┌──

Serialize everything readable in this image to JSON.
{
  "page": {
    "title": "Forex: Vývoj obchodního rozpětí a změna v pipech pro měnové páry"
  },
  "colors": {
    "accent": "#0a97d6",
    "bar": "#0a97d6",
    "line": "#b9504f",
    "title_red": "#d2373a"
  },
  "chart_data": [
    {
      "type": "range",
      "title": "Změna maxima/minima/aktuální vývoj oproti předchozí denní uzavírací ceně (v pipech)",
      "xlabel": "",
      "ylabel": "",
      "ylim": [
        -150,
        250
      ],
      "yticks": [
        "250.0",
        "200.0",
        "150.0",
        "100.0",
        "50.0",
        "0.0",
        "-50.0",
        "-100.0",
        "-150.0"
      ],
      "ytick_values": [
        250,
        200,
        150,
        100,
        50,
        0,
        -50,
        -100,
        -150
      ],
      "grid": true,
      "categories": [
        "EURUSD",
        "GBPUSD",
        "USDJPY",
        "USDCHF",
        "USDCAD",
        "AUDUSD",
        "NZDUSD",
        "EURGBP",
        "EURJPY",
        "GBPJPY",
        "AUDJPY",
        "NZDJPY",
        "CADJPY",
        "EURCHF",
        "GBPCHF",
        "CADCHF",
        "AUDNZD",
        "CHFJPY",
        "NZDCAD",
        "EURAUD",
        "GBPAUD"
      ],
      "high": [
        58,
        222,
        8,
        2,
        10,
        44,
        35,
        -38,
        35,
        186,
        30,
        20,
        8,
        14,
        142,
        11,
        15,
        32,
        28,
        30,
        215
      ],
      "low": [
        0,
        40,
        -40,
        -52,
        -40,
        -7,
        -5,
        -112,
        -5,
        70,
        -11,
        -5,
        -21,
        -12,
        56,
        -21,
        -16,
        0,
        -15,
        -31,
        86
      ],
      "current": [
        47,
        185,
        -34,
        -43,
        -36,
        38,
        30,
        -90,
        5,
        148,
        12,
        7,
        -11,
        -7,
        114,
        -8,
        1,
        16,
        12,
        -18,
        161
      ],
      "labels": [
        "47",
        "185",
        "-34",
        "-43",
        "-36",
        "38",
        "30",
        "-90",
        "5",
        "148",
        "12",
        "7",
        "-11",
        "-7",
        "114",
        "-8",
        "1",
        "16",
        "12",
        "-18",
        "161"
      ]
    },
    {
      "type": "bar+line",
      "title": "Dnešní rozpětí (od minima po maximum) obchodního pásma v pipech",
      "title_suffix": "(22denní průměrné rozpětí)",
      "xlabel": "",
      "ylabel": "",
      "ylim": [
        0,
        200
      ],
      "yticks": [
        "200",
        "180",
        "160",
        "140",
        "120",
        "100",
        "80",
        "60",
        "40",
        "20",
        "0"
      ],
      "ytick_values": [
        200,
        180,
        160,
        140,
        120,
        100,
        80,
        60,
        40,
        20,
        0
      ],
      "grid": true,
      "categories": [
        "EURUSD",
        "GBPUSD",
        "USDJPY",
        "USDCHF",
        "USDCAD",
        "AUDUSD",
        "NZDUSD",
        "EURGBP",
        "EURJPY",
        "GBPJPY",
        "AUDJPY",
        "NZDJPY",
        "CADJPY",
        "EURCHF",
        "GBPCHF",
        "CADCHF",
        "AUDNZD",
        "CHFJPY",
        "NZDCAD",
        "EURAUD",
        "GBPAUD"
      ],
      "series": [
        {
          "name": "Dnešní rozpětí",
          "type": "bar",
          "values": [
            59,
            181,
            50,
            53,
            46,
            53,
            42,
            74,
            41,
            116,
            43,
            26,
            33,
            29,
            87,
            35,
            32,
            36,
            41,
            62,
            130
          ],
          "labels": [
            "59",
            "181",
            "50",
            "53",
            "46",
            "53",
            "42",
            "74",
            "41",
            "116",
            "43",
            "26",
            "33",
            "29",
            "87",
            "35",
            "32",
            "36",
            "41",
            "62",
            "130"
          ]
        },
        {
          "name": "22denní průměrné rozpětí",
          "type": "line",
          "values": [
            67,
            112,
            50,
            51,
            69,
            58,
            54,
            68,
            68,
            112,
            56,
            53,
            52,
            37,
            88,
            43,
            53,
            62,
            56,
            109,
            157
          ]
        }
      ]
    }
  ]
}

└──

- _WHAT YOU HAVE TO DO_
Quote all of the entries verbatim.

- _OUTPUT FOR THIS TASK_
Serialize everything readable in this image to JSON.
{
  "page": {
    "title": "Forex: Vývoj obchodního rozpětí a změna v pipech pro měnové páry"
  },
  "colors": {
    "accent": "#0a97d6",
    "bar": "#0a97d6",
    "line": "#b9504f",
    "title_red": "#d2373a"
  },
  "chart_data": [
    {
      "type": "range",
      "title": "Změna maxima/minima/aktuální vývoj oproti předchozí denní uzavírací ceně (v pipech)",
      "xlabel": "",
      "ylabel": "",
      "ylim": [
        -150,
        250
      ],
      "yticks": [
        "250.0",
        "200.0",
        "150.0",
        "100.0",
        "50.0",
        "0.0",
        "-50.0",
        "-100.0",
        "-150.0"
      ],
      "ytick_values": [
        250,
        200,
        150,
        100,
        50,
        0,
        -50,
        -100,
        -150
      ],
      "grid": true,
      "categories": [
        "EURUSD",
        "GBPUSD",
        "USDJPY",
        "USDCHF",
        "USDCAD",
        "AUDUSD",
        "NZDUSD",
        "EURGBP",
        "EURJPY",
        "GBPJPY",
        "AUDJPY",
        "NZDJPY",
        "CADJPY",
        "EURCHF",
        "GBPCHF",
        "CADCHF",
        "AUDNZD",
        "CHFJPY",
        "NZDCAD",
        "EURAUD",
        "GBPAUD"
      ],
      "high": [
        58,
        222,
        8,
        2,
        10,
        44,
        35,
        -38,
        35,
        186,
        30,
        20,
        8,
        14,
        142,
        11,
        15,
        32,
        28,
        30,
        215
      ],
      "low": [
        0,
        40,
        -40,
        -52,
        -40,
        -7,
        -5,
        -112,
        -5,
        70,
        -11,
        -5,
        -21,
        -12,
        56,
        -21,
        -16,
        0,
        -15,
        -31,
        86
      ],
      "current": [
        47,
        185,
        -34,
        -43,
        -36,
        38,
        30,
        -90,
        5,
        148,
        12,
        7,
        -11,
        -7,
        114,
        -8,
        1,
        16,
        12,
        -18,
        161
      ],
      "labels": [
        "47",
        "185",
        "-34",
        "-43",
        "-36",
        "38",
        "30",
        "-90",
        "5",
        "148",
        "12",
        "7",
        "-11",
        "-7",
        "114",
        "-8",
        "1",
        "16",
        "12",
        "-18",
        "161"
      ]
    },
    {
      "type": "bar+line",
      "title": "Dnešní rozpětí (od minima po maximum) obchodního pásma v pipech",
      "title_suffix": "(22denní průměrné rozpětí)",
      "xlabel": "",
      "ylabel": "",
      "ylim": [
        0,
        200
      ],
      "yticks": [
        "200",
        "180",
        "160",
        "140",
        "120",
        "100",
        "80",
        "60",
        "40",
        "20",
        "0"
      ],
      "ytick_values": [
        200,
        180,
        160,
        140,
        120,
        100,
        80,
        60,
        40,
        20,
        0
      ],
      "grid": true,
      "categories": [
        "EURUSD",
        "GBPUSD",
        "USDJPY",
        "USDCHF",
        "USDCAD",
        "AUDUSD",
        "NZDUSD",
        "EURGBP",
        "EURJPY",
        "GBPJPY",
        "AUDJPY",
        "NZDJPY",
        "CADJPY",
        "EURCHF",
        "GBPCHF",
        "CADCHF",
        "AUDNZD",
        "CHFJPY",
        "NZDCAD",
        "EURAUD",
        "GBPAUD"
      ],
      "series": [
        {
          "name": "Dnešní rozpětí",
          "type": "bar",
          "values": [
            59,
            181,
            50,
            53,
            46,
            53,
            42,
            74,
            41,
            116,
            43,
            26,
            33,
            29,
            87,
            35,
            32,
            36,
            41,
            62,
            130
          ],
          "labels": [
            "59",
            "181",
            "50",
            "53",
            "46",
            "53",
            "42",
            "74",
            "41",
            "116",
            "43",
            "26",
            "33",
            "29",
            "87",
            "35",
            "32",
            "36",
            "41",
            "62",
            "130"
          ]
        },
        {
          "name": "22denní průměrné rozpětí",
          "type": "line",
          "values": [
            67,
            112,
            50,
            51,
            69,
            58,
            54,
            68,
            68,
            112,
            56,
            53,
            52,
            37,
            88,
            43,
            53,
            62,
            56,
            109,
            157
          ]
        }
      ]
    }
  ]
}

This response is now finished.